**Short task**
Below are some records: retype them all exactly, but not the pictures.
--
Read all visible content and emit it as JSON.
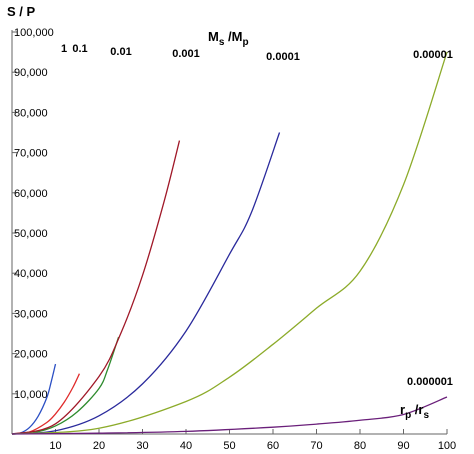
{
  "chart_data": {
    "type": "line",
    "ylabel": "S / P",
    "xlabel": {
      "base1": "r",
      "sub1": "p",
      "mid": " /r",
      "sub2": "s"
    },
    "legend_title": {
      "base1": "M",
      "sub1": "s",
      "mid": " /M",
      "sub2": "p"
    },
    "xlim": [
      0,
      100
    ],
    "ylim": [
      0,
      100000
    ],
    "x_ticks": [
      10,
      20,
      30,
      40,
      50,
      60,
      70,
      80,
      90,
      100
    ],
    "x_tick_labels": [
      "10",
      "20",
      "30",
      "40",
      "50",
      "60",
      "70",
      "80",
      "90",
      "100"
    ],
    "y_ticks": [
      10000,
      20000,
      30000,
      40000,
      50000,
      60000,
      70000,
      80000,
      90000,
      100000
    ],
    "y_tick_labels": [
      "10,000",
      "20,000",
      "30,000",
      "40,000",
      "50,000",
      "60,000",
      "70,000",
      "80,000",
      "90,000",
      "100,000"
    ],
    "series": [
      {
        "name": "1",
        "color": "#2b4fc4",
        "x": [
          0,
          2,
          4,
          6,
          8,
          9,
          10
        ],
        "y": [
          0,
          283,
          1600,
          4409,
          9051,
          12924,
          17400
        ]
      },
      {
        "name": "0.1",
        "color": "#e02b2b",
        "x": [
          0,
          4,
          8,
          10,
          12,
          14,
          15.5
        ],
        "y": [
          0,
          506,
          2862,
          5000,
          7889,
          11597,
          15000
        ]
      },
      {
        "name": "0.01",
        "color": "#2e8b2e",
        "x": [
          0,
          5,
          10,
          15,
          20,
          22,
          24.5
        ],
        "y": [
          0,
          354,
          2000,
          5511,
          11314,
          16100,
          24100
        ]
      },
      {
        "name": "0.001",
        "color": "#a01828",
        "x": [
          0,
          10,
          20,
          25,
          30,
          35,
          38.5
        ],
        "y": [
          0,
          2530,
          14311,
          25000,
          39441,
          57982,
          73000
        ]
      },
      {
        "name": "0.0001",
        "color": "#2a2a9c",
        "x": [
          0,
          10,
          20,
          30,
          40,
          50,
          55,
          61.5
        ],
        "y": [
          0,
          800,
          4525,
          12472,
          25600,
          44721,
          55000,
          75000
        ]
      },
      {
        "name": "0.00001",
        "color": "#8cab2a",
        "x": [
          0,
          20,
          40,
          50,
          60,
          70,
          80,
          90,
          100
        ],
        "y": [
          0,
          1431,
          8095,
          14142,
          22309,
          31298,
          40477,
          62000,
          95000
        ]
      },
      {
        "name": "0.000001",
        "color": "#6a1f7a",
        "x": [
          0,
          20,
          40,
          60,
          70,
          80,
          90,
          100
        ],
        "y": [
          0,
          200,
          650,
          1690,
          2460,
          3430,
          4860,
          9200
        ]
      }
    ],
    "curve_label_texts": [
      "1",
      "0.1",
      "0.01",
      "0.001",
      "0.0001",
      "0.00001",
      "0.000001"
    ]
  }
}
--
**Expected answer**
Read all visible content and emit it as JSON.
{
  "chart_data": {
    "type": "line",
    "ylabel": "S / P",
    "xlabel": {
      "base1": "r",
      "sub1": "p",
      "mid": " /r",
      "sub2": "s"
    },
    "legend_title": {
      "base1": "M",
      "sub1": "s",
      "mid": " /M",
      "sub2": "p"
    },
    "xlim": [
      0,
      100
    ],
    "ylim": [
      0,
      100000
    ],
    "x_ticks": [
      10,
      20,
      30,
      40,
      50,
      60,
      70,
      80,
      90,
      100
    ],
    "x_tick_labels": [
      "10",
      "20",
      "30",
      "40",
      "50",
      "60",
      "70",
      "80",
      "90",
      "100"
    ],
    "y_ticks": [
      10000,
      20000,
      30000,
      40000,
      50000,
      60000,
      70000,
      80000,
      90000,
      100000
    ],
    "y_tick_labels": [
      "10,000",
      "20,000",
      "30,000",
      "40,000",
      "50,000",
      "60,000",
      "70,000",
      "80,000",
      "90,000",
      "100,000"
    ],
    "series": [
      {
        "name": "1",
        "color": "#2b4fc4",
        "x": [
          0,
          2,
          4,
          6,
          8,
          9,
          10
        ],
        "y": [
          0,
          283,
          1600,
          4409,
          9051,
          12924,
          17400
        ]
      },
      {
        "name": "0.1",
        "color": "#e02b2b",
        "x": [
          0,
          4,
          8,
          10,
          12,
          14,
          15.5
        ],
        "y": [
          0,
          506,
          2862,
          5000,
          7889,
          11597,
          15000
        ]
      },
      {
        "name": "0.01",
        "color": "#2e8b2e",
        "x": [
          0,
          5,
          10,
          15,
          20,
          22,
          24.5
        ],
        "y": [
          0,
          354,
          2000,
          5511,
          11314,
          16100,
          24100
        ]
      },
      {
        "name": "0.001",
        "color": "#a01828",
        "x": [
          0,
          10,
          20,
          25,
          30,
          35,
          38.5
        ],
        "y": [
          0,
          2530,
          14311,
          25000,
          39441,
          57982,
          73000
        ]
      },
      {
        "name": "0.0001",
        "color": "#2a2a9c",
        "x": [
          0,
          10,
          20,
          30,
          40,
          50,
          55,
          61.5
        ],
        "y": [
          0,
          800,
          4525,
          12472,
          25600,
          44721,
          55000,
          75000
        ]
      },
      {
        "name": "0.00001",
        "color": "#8cab2a",
        "x": [
          0,
          20,
          40,
          50,
          60,
          70,
          80,
          90,
          100
        ],
        "y": [
          0,
          1431,
          8095,
          14142,
          22309,
          31298,
          40477,
          62000,
          95000
        ]
      },
      {
        "name": "0.000001",
        "color": "#6a1f7a",
        "x": [
          0,
          20,
          40,
          60,
          70,
          80,
          90,
          100
        ],
        "y": [
          0,
          200,
          650,
          1690,
          2460,
          3430,
          4860,
          9200
        ]
      }
    ],
    "curve_label_texts": [
      "1",
      "0.1",
      "0.01",
      "0.001",
      "0.0001",
      "0.00001",
      "0.000001"
    ]
  }
}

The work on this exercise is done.